*TASK DATA*.

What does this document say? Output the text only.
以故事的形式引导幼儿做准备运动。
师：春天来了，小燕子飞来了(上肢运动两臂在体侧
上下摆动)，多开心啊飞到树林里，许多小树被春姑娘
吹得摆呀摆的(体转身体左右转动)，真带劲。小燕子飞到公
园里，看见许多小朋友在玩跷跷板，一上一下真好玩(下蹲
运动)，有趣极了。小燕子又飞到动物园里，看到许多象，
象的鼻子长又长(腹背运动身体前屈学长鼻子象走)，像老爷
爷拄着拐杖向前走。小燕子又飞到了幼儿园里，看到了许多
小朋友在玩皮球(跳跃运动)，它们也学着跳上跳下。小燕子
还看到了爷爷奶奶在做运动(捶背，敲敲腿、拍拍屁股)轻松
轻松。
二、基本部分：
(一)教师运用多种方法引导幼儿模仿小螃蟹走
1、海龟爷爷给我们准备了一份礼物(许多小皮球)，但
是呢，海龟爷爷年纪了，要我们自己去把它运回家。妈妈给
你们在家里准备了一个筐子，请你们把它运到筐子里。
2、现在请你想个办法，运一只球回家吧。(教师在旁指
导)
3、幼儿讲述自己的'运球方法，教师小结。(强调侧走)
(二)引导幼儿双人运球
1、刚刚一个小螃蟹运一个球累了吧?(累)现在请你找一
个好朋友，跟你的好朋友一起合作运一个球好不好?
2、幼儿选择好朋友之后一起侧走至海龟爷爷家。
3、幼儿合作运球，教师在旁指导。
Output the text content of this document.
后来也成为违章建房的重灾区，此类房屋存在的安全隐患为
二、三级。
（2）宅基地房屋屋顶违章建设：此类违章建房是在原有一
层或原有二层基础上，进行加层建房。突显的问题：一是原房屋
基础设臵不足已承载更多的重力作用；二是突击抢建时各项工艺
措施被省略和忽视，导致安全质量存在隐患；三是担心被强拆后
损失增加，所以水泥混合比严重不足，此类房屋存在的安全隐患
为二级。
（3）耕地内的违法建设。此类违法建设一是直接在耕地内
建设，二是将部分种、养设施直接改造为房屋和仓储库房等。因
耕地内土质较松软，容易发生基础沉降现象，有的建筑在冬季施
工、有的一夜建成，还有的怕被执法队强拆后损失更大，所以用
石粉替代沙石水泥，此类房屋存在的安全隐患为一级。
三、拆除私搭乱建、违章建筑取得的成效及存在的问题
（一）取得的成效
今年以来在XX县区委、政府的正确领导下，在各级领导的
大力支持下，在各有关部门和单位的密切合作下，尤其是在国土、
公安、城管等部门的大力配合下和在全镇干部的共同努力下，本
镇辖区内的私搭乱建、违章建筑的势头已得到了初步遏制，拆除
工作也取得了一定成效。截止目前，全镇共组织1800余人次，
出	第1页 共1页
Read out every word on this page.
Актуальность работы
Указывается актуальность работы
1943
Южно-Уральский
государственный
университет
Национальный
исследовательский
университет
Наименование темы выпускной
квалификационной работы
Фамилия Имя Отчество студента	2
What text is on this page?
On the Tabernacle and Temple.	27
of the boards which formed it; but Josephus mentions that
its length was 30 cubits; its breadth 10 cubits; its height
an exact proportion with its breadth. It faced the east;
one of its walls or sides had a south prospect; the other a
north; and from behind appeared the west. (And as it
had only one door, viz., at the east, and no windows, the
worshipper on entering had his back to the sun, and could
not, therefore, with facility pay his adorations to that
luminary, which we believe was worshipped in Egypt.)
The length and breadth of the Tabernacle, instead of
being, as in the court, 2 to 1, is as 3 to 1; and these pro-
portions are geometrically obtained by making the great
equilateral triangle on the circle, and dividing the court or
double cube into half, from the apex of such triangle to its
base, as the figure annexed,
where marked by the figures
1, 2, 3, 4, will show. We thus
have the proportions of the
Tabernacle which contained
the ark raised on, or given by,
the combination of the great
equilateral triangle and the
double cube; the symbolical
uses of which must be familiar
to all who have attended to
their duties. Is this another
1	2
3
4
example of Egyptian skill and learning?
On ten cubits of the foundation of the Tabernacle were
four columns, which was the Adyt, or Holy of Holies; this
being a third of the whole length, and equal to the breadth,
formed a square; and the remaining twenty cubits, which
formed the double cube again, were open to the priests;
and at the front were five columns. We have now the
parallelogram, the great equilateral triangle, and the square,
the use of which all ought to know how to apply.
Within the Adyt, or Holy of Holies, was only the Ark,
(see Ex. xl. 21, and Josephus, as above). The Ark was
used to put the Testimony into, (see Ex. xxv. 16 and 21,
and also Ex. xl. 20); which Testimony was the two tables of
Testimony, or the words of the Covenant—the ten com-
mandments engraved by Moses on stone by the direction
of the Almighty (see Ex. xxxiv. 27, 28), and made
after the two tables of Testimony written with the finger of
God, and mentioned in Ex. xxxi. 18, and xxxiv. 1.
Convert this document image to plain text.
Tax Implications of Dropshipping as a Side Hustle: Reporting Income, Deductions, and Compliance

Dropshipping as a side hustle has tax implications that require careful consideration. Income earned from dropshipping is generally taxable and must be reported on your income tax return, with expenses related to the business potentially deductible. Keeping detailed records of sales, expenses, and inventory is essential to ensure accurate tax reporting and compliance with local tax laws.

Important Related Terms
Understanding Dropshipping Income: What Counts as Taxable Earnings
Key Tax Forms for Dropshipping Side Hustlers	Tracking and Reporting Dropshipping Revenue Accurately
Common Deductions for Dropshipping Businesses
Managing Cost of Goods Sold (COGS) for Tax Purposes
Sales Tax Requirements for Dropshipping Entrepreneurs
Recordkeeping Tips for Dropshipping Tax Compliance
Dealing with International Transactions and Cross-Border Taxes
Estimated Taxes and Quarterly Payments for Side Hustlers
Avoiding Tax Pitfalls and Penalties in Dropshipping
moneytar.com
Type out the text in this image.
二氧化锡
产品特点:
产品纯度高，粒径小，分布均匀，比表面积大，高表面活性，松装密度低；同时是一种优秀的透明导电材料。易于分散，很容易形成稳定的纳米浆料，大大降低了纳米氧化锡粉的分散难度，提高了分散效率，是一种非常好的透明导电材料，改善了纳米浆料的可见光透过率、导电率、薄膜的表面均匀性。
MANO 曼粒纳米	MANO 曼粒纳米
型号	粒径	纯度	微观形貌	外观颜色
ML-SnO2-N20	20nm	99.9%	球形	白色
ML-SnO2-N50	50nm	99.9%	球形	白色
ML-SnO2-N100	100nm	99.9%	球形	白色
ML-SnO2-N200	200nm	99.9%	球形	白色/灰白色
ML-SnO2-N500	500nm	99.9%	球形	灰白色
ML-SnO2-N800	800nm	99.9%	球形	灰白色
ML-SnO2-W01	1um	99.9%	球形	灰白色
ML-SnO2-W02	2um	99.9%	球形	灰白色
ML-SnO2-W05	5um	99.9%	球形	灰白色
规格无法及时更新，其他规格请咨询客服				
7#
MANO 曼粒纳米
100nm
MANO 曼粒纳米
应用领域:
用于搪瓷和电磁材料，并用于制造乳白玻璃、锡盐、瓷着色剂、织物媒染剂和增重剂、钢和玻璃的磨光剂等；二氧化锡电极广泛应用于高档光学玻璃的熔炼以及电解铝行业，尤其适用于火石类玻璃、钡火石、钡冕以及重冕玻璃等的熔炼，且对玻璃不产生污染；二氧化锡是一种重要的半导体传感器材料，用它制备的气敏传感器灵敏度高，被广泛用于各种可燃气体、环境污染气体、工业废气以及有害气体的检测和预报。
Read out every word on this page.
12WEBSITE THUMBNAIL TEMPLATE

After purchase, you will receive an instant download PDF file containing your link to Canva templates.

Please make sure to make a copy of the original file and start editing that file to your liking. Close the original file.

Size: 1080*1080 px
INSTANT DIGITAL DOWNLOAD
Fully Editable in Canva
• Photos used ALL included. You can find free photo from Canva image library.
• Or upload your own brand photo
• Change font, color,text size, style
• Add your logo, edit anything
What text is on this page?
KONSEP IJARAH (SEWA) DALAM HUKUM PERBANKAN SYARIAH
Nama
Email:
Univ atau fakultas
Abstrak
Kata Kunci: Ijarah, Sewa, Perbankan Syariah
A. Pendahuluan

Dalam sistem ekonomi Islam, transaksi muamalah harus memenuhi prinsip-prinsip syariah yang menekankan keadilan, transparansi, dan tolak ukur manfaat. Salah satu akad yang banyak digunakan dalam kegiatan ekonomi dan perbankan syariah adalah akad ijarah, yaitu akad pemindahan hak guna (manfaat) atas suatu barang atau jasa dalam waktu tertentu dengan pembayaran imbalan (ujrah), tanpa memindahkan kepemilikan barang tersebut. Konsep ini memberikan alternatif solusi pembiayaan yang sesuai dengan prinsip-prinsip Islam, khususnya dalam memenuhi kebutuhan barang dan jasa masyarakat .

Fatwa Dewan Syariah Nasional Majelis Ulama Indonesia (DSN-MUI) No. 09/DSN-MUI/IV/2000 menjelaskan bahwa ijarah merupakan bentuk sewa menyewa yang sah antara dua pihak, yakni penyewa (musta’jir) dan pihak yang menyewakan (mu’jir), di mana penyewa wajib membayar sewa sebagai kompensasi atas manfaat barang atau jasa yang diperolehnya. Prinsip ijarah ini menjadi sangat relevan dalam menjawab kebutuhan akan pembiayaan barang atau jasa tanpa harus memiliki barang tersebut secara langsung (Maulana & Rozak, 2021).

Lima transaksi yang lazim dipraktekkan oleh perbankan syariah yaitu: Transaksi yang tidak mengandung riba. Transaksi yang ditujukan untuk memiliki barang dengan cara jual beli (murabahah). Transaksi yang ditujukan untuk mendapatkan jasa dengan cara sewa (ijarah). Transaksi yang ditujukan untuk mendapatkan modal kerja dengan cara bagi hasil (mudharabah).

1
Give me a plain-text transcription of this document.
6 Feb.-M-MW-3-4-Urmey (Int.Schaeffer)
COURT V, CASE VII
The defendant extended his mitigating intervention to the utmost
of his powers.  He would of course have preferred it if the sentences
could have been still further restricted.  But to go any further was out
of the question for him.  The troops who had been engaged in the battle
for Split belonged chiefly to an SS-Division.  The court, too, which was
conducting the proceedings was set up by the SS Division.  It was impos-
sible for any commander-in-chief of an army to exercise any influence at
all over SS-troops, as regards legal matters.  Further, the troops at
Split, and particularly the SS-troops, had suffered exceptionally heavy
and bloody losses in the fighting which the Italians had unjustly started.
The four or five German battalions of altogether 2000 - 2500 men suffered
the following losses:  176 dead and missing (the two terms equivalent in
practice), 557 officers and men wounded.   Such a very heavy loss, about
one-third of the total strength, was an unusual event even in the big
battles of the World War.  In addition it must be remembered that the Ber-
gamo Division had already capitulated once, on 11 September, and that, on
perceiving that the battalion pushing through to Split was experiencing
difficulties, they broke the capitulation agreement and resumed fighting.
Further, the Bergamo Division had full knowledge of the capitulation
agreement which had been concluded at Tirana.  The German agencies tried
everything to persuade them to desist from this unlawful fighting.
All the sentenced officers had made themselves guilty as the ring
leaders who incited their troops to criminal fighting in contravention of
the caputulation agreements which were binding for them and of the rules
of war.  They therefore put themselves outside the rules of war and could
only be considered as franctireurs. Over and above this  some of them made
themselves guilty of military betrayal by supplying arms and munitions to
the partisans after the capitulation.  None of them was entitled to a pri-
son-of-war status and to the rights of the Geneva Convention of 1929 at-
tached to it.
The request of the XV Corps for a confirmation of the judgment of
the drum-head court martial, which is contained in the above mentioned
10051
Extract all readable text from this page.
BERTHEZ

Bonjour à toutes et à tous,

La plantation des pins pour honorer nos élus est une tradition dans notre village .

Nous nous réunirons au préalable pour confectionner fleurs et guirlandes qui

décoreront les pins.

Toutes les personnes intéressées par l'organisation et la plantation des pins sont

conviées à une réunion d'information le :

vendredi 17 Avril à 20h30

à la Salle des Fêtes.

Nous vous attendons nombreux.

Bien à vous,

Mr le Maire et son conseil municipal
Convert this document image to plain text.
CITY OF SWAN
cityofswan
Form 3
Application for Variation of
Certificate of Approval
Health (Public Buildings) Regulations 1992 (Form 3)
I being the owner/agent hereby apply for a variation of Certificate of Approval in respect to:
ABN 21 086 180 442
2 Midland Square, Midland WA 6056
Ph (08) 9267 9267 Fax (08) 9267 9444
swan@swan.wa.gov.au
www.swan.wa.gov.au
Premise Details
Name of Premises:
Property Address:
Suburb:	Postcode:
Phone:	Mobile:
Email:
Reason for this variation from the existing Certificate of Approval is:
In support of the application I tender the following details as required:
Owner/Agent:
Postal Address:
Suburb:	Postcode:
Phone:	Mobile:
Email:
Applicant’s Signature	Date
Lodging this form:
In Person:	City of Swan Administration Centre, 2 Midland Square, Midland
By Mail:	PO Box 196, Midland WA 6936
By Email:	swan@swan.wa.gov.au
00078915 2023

*TASK DESCRIPTION*. Starting at the line that contains "Extract all readable text from this page.", retype each line through the end of the listing above and nothing else.

*SOLUTION TO THIS EXERCISE*.
Extract all readable text from this page.
BERTHEZ

Bonjour à toutes et à tous,

La plantation des pins pour honorer nos élus est une tradition dans notre village .

Nous nous réunirons au préalable pour confectionner fleurs et guirlandes qui

décoreront les pins.

Toutes les personnes intéressées par l'organisation et la plantation des pins sont

conviées à une réunion d'information le :

vendredi 17 Avril à 20h30

à la Salle des Fêtes.

Nous vous attendons nombreux.

Bien à vous,

Mr le Maire et son conseil municipal
Convert this document image to plain text.
CITY OF SWAN
cityofswan
Form 3
Application for Variation of
Certificate of Approval
Health (Public Buildings) Regulations 1992 (Form 3)
I being the owner/agent hereby apply for a variation of Certificate of Approval in respect to:
ABN 21 086 180 442
2 Midland Square, Midland WA 6056
Ph (08) 9267 9267 Fax (08) 9267 9444
swan@swan.wa.gov.au
www.swan.wa.gov.au
Premise Details
Name of Premises:
Property Address:
Suburb:	Postcode:
Phone:	Mobile:
Email:
Reason for this variation from the existing Certificate of Approval is:
In support of the application I tender the following details as required:
Owner/Agent:
Postal Address:
Suburb:	Postcode:
Phone:	Mobile:
Email:
Applicant’s Signature	Date
Lodging this form:
In Person:	City of Swan Administration Centre, 2 Midland Square, Midland
By Mail:	PO Box 196, Midland WA 6936
By Email:	swan@swan.wa.gov.au
00078915 2023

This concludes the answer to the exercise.